(Raw records)
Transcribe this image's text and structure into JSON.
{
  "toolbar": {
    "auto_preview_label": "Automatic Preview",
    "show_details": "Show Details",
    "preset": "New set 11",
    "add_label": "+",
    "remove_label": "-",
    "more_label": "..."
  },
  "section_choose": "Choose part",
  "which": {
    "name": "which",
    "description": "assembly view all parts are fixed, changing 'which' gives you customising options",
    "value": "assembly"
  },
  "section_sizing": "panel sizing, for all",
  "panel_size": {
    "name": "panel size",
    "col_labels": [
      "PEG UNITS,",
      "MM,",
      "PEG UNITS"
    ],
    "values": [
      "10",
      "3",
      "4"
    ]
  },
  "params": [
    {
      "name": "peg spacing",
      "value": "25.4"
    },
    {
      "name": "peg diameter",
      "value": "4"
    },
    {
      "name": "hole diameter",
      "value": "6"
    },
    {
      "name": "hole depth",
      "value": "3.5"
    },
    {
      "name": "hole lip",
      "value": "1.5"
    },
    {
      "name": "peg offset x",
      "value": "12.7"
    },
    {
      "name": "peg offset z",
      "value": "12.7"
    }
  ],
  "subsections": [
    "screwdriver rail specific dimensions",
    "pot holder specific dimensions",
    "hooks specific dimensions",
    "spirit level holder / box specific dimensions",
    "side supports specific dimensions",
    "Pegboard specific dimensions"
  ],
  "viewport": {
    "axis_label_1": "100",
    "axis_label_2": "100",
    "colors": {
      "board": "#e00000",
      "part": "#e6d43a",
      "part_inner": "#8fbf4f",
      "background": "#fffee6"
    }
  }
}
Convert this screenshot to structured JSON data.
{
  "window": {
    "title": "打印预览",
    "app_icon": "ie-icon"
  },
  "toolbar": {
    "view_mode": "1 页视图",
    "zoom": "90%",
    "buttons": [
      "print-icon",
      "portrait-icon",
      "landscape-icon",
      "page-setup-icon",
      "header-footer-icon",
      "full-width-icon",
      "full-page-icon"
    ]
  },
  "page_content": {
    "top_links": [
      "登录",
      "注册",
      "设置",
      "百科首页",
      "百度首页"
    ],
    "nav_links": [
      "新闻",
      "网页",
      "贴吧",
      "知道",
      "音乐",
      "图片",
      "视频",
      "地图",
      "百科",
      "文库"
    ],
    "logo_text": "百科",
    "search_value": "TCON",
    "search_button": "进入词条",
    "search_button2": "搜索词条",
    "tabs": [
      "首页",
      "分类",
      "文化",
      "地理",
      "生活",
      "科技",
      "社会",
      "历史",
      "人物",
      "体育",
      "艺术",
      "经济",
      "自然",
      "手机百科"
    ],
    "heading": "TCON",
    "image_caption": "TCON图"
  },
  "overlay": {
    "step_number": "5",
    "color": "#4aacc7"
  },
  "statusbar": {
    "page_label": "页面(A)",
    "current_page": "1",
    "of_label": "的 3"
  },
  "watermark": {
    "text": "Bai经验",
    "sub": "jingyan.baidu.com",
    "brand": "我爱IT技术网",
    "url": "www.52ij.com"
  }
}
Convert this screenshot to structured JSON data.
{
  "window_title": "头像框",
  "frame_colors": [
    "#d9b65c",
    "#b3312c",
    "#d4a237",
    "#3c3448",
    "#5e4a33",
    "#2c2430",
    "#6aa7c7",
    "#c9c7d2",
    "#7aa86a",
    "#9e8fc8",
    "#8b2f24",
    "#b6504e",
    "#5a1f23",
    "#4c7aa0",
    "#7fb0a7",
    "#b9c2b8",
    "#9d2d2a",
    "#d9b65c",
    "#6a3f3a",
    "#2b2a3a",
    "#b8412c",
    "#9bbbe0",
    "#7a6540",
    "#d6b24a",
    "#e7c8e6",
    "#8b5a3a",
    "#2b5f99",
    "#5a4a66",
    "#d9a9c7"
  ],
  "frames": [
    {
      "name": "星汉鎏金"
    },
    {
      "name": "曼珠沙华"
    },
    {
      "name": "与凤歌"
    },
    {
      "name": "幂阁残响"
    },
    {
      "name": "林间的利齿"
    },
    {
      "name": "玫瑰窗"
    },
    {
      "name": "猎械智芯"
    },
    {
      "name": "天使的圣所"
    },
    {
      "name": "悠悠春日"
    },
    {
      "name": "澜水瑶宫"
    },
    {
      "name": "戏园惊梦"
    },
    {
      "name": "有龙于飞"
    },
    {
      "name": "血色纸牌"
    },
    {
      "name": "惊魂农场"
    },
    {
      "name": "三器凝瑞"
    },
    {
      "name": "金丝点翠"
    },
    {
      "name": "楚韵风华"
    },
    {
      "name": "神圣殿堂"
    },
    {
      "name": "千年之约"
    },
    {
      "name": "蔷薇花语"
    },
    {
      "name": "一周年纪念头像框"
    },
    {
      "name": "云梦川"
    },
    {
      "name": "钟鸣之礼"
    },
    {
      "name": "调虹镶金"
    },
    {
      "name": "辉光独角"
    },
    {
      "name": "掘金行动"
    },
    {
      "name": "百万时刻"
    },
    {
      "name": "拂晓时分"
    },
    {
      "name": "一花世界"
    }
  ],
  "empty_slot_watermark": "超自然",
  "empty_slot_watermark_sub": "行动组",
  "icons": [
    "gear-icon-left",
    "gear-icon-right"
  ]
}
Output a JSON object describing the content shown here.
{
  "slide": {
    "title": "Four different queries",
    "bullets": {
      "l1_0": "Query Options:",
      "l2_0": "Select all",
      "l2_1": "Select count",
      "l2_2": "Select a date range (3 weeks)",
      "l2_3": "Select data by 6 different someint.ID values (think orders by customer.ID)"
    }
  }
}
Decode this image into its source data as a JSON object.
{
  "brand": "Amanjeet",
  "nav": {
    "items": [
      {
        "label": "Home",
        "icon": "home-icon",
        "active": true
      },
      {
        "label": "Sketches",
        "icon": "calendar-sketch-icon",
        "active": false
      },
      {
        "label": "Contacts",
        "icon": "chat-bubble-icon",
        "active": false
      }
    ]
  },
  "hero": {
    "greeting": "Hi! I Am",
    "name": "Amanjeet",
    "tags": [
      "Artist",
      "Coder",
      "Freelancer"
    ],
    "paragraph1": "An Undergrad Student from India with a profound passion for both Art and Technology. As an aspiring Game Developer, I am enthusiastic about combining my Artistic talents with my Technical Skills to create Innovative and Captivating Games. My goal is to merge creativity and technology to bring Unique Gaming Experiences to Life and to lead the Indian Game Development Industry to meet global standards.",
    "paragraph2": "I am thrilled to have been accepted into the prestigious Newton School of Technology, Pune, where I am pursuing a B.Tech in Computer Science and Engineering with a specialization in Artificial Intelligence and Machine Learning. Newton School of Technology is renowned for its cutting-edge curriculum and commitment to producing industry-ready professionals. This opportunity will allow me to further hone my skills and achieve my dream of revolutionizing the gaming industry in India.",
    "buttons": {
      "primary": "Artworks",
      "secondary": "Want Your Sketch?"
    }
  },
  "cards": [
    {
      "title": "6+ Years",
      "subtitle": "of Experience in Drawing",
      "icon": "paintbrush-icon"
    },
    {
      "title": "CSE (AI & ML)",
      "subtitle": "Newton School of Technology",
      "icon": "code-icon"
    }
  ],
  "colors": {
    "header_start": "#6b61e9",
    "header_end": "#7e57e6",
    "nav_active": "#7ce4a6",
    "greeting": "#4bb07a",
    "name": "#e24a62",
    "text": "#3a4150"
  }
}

* Exercise task
Read the data above and pull out each line that holds the string "subtitle".

* Expected answer
      "subtitle": "of Experience in Drawing",
      "subtitle": "Newton School of Technology",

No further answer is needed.